Written problem A:
Duplicate the rows below without any changes, starting with the first row and ending with the line that contains "duration-label: 1 s: [152, 323, 178, 344]".

Excerpted passage:
=-=-=

In sklearn.model_selection.cross_validate
, is there a way to output the samples / indices which were used as test set by the CV splitter for each fold?

- 304
- 1
- 8
1 Answers
There's an option to specify the cross-validation generator, using cv
option :
cv int, cross-validation generator or an iterable, default=None Determines the cross-validation splitting strategy. Possible inputs for cv are:
None, to use the default 5-fold cross validation,
int, to specify the number of folds in a (Stratified)KFold,
CV splitter,
An iterable yielding (train, test) splits as arrays of indices.
For int/None inputs, if the estimator is a classifier and y is either binary or multiclass, StratifiedKFold is used. In all other cases, KFold is used. These splitters are instantiated with shuffle=False so the splits will be the same across calls.
If you provide it as an input to cross_validate
:
from sklearn import datasets, linear_model
from sklearn.model_selection import cross_validate
from sklearn.model_selection import KFold
from sklearn.svm import LinearSVC
diabetes = datasets.load_diabetes()
X = diabetes.data[:150]
y = diabetes.target[:150]
lasso = linear_model.Lasso()
kf = KFold(5, random_state = 99, shuffle = True)
cv_results = cross_validate(lasso, X, y, cv=kf)
You can extract the index like this:
idx = [test_index for train_index, test_index in kf.split(X)]
Where the first in the list will be the test index for the 1st fold and so on..

- 304
- 1
- 8

- 45,075
- 17
- 40
- 72
-
If there is no direct way to tell `cross_validate` to save the test set indices, I think this is the approach we are left with (i.e. re-running the splitting after the actual CV, to obtain the splits). However, there is a slight problem in the code: using random_state without shuffle won't work. – roble Feb 09 '23 at 18:16
-
...added the shuffle argument – roble Feb 09 '23 at 23:04

=-=-=

[Data entries]
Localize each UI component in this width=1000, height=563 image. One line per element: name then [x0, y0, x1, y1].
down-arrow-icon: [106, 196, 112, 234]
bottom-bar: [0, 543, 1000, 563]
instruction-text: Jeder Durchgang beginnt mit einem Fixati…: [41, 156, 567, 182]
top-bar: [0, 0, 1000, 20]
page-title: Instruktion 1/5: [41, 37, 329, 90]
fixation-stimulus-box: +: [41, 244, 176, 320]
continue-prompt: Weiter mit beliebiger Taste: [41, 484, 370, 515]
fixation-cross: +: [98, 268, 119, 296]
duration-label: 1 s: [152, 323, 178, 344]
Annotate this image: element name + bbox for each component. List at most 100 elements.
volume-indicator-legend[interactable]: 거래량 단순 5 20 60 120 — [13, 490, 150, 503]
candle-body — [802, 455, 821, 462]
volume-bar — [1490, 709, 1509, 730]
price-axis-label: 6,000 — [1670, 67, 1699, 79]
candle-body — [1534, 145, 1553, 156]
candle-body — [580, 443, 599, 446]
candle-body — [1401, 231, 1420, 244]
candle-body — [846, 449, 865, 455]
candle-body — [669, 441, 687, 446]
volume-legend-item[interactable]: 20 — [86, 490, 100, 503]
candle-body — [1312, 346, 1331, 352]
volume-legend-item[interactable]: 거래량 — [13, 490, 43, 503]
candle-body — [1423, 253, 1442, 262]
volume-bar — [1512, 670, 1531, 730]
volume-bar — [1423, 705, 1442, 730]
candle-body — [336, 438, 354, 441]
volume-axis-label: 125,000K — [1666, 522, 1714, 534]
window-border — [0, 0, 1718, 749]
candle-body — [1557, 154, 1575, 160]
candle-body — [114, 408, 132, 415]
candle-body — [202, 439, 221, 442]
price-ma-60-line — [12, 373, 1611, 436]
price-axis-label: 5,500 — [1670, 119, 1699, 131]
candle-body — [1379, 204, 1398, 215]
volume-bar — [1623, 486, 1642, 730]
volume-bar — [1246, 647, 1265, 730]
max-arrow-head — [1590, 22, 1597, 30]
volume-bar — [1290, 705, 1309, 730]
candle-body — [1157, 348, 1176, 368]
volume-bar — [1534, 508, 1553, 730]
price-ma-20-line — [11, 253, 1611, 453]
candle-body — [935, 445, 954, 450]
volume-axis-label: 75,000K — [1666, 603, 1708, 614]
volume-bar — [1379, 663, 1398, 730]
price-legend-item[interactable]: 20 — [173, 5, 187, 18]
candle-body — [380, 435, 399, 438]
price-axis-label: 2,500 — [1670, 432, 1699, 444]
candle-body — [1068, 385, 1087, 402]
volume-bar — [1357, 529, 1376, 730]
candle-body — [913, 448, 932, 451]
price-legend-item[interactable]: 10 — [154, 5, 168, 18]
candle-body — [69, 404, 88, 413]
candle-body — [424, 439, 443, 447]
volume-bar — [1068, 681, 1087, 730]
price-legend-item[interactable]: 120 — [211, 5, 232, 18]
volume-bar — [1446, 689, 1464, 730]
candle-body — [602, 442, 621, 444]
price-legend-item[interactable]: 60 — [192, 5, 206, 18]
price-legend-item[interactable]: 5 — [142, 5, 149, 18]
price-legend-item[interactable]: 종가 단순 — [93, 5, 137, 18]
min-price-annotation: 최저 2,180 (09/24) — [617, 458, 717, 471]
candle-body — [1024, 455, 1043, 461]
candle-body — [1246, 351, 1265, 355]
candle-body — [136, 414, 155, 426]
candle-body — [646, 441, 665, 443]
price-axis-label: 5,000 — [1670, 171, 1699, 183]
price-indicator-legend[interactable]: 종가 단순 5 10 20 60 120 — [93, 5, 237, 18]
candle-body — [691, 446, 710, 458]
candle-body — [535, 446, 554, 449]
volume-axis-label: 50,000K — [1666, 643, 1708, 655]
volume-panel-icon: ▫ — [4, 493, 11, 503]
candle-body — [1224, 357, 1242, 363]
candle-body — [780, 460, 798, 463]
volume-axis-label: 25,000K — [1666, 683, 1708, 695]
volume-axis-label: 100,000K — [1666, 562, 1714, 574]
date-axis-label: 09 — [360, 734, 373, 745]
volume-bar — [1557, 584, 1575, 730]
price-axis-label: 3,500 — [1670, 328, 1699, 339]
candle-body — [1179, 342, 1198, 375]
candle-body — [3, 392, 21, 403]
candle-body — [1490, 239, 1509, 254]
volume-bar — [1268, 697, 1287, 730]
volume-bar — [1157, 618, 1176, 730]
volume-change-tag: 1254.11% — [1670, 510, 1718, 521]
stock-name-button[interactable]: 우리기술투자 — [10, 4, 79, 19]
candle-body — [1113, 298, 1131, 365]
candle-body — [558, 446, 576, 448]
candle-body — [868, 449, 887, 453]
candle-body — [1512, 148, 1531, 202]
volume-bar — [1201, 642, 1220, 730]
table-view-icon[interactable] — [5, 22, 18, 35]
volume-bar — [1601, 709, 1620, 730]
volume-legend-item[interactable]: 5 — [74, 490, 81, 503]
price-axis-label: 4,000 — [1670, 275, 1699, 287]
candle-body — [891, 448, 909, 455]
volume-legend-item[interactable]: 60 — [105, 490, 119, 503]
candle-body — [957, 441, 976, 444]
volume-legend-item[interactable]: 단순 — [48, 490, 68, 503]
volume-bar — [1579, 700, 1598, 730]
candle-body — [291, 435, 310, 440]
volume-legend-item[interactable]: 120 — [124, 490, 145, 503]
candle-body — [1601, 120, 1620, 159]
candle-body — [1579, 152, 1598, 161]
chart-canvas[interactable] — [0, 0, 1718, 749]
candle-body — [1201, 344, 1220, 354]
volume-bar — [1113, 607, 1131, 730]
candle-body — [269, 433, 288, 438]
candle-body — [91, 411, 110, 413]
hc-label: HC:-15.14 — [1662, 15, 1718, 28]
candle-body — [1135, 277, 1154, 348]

=-=-=

Written problem B:
Set down the passage from the cross-validation thread above word for word, from "If you provide" to "lasso = linear_model.Lasso()".

Full answer A:
Localize each UI component in this width=1000, height=563 image. One line per element: name then [x0, y0, x1, y1].
down-arrow-icon: [106, 196, 112, 234]
bottom-bar: [0, 543, 1000, 563]
instruction-text: Jeder Durchgang beginnt mit einem Fixati…: [41, 156, 567, 182]
top-bar: [0, 0, 1000, 20]
page-title: Instruktion 1/5: [41, 37, 329, 90]
fixation-stimulus-box: +: [41, 244, 176, 320]
continue-prompt: Weiter mit beliebiger Taste: [41, 484, 370, 515]
fixation-cross: +: [98, 268, 119, 296]
duration-label: 1 s: [152, 323, 178, 344]

Full answer B:
If you provide it as an input to cross_validate
:
from sklearn import datasets, linear_model
from sklearn.model_selection import cross_validate
from sklearn.model_selection import KFold
from sklearn.svm import LinearSVC
diabetes = datasets.load_diabetes()
X = diabetes.data[:150]
y = diabetes.target[:150]
lasso = linear_model.Lasso()